The differences between Examples 1 to 3 include: the thicknesses of the active metal layer are different, and the thickness ratios of the retaining wall to the active metal layer are also different.

In the brazing process, the vacuum degree is less than or equal to 8×10⁻⁵ Torr, the temperature condition of the first-stage heat treatment process is 855° C., the temperature condition of the second-stage heat treatment process is 915° C., and is maintained at the highest temperature for 30 minutes.

After the active metal brazing substrate is prepared, the thickness of the retaining wall, the thickness of the active metal layer, the printing position and the results of whether the solder diffuses after brazing in Examples 1 to 3 are listed in Table 1. Furthermore, at a temperature of 25° C., the tensile strength of the active metal brazing substrate was measured according to the JIS-C-6481 standard, and the results are listed in Table 1.

Comparative Examples 1 to 3

The single-side active metal brazing substrates in Comparative Examples 1 to 3 are made using a manufacturing method similar to the double-side active metal brazing substrate in Example 1. Comparative Examples 1 to 3 only have layers on single side of the ceramic substrate layer. Furthermore, in Comparative Examples 1 and 2, the thickness of the retaining wall was higher than the thickness of the active metal layer, and in Comparative Example 3, no retaining wall was provided.

□ □ □ □

■ What the task asks ■
In the brazing passage above, what temperature is used for the second-stage heat treatment process?

■ Dataset ■
□ □ □ □

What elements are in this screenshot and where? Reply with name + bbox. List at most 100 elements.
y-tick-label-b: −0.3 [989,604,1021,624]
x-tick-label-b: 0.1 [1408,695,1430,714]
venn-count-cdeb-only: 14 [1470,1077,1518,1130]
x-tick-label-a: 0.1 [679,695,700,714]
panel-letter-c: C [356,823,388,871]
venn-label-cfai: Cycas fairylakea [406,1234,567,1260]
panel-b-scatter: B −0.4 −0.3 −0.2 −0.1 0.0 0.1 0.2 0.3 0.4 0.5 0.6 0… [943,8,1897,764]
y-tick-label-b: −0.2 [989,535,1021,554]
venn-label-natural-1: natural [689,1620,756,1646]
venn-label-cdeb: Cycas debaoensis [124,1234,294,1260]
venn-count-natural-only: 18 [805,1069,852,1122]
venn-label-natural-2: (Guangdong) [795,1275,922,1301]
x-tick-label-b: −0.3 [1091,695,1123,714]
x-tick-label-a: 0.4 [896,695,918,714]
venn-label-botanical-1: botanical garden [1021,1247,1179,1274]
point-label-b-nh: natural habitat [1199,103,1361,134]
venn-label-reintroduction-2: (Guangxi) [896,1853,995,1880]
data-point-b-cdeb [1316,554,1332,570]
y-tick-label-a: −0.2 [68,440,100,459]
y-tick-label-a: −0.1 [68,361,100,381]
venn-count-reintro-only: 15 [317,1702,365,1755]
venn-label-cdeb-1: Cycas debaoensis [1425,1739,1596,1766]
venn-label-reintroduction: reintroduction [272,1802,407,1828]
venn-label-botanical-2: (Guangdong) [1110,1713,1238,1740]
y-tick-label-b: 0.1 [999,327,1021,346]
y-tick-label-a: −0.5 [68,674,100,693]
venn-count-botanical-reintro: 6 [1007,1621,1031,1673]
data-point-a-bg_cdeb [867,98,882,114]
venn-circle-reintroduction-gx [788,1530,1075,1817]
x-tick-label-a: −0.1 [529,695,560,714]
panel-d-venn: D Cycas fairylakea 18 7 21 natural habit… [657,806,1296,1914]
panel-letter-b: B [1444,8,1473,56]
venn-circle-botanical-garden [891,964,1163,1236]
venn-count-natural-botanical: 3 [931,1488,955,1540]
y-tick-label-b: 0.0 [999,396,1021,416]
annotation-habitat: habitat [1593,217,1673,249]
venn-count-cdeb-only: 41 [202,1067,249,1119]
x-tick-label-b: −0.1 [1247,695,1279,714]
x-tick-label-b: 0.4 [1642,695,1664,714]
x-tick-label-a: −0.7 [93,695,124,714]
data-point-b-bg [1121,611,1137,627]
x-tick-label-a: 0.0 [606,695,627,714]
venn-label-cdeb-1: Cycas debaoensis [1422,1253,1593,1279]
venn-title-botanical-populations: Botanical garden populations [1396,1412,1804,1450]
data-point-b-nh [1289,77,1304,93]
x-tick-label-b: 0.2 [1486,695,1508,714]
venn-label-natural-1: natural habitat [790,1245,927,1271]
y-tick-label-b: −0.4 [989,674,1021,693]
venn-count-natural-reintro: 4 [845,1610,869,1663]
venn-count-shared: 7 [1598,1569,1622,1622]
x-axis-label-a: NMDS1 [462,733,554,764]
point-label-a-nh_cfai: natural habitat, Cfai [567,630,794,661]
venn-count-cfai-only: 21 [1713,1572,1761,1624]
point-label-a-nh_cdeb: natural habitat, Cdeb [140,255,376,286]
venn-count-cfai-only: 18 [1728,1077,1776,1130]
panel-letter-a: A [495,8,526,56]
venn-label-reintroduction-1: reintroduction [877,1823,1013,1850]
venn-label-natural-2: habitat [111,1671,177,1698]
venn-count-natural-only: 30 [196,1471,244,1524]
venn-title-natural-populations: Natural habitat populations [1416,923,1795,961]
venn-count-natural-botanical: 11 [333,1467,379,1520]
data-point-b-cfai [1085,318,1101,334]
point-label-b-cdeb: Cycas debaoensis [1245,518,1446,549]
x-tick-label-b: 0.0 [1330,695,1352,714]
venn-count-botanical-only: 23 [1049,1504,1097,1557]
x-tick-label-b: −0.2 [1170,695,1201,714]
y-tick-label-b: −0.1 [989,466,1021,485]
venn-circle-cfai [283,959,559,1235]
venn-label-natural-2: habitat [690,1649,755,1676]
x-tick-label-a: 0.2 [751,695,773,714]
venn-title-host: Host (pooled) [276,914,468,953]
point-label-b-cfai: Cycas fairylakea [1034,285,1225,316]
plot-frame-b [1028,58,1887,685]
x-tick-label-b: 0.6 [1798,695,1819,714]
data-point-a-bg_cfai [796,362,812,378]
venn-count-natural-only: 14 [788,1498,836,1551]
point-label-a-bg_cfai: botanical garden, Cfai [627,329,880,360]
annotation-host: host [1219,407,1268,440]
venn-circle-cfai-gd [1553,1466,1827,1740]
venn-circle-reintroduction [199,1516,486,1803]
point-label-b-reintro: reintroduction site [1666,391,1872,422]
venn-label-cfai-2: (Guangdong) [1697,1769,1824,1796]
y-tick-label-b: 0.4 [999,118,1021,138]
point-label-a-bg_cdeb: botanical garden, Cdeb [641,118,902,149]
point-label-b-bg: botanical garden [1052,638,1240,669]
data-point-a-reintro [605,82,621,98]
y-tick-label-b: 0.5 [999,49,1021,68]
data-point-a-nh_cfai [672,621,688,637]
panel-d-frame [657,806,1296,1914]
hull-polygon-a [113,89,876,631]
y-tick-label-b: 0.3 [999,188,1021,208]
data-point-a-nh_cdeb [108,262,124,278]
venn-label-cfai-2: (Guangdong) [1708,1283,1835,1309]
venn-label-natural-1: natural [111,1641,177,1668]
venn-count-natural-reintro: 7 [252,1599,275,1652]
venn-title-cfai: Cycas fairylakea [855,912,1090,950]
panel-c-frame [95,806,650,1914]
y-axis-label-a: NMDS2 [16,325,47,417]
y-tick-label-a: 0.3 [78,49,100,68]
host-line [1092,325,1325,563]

□ □ □ □

■ Reply to the exercise ■
915° C.